Collection entries
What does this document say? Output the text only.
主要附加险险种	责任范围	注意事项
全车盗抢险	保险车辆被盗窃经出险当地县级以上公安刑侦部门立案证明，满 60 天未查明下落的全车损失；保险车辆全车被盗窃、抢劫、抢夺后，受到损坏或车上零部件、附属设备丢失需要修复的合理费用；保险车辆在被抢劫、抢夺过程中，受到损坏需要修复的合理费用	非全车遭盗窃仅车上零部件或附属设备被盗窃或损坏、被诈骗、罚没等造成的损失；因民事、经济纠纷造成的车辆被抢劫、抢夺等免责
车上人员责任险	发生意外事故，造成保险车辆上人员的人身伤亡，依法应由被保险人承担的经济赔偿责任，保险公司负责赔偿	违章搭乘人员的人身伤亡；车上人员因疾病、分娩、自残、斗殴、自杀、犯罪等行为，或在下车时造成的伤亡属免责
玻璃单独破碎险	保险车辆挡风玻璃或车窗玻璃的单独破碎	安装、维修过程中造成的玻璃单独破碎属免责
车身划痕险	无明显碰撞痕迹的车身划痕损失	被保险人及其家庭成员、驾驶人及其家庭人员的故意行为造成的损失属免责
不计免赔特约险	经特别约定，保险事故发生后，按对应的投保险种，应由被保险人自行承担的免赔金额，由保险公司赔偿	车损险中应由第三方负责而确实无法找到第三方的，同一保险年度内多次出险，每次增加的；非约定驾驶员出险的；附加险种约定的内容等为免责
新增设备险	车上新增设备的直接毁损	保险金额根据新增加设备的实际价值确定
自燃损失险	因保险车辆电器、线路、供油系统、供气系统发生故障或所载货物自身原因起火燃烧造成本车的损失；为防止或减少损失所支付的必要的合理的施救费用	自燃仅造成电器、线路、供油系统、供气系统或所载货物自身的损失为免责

◆ **The problem**
Retype the material above, line by line, exactly.

◆ **Output**
What does this document say? Output the text only.
主要附加险险种	责任范围	注意事项
全车盗抢险	保险车辆被盗窃经出险当地县级以上公安刑侦部门立案证明，满 60 天未查明下落的全车损失；保险车辆全车被盗窃、抢劫、抢夺后，受到损坏或车上零部件、附属设备丢失需要修复的合理费用；保险车辆在被抢劫、抢夺过程中，受到损坏需要修复的合理费用	非全车遭盗窃仅车上零部件或附属设备被盗窃或损坏、被诈骗、罚没等造成的损失；因民事、经济纠纷造成的车辆被抢劫、抢夺等免责
车上人员责任险	发生意外事故，造成保险车辆上人员的人身伤亡，依法应由被保险人承担的经济赔偿责任，保险公司负责赔偿	违章搭乘人员的人身伤亡；车上人员因疾病、分娩、自残、斗殴、自杀、犯罪等行为，或在下车时造成的伤亡属免责
玻璃单独破碎险	保险车辆挡风玻璃或车窗玻璃的单独破碎	安装、维修过程中造成的玻璃单独破碎属免责
车身划痕险	无明显碰撞痕迹的车身划痕损失	被保险人及其家庭成员、驾驶人及其家庭人员的故意行为造成的损失属免责
不计免赔特约险	经特别约定，保险事故发生后，按对应的投保险种，应由被保险人自行承担的免赔金额，由保险公司赔偿	车损险中应由第三方负责而确实无法找到第三方的，同一保险年度内多次出险，每次增加的；非约定驾驶员出险的；附加险种约定的内容等为免责
新增设备险	车上新增设备的直接毁损	保险金额根据新增加设备的实际价值确定
自燃损失险	因保险车辆电器、线路、供油系统、供气系统发生故障或所载货物自身原因起火燃烧造成本车的损失；为防止或减少损失所支付的必要的合理的施救费用	自燃仅造成电器、线路、供油系统、供气系统或所载货物自身的损失为免责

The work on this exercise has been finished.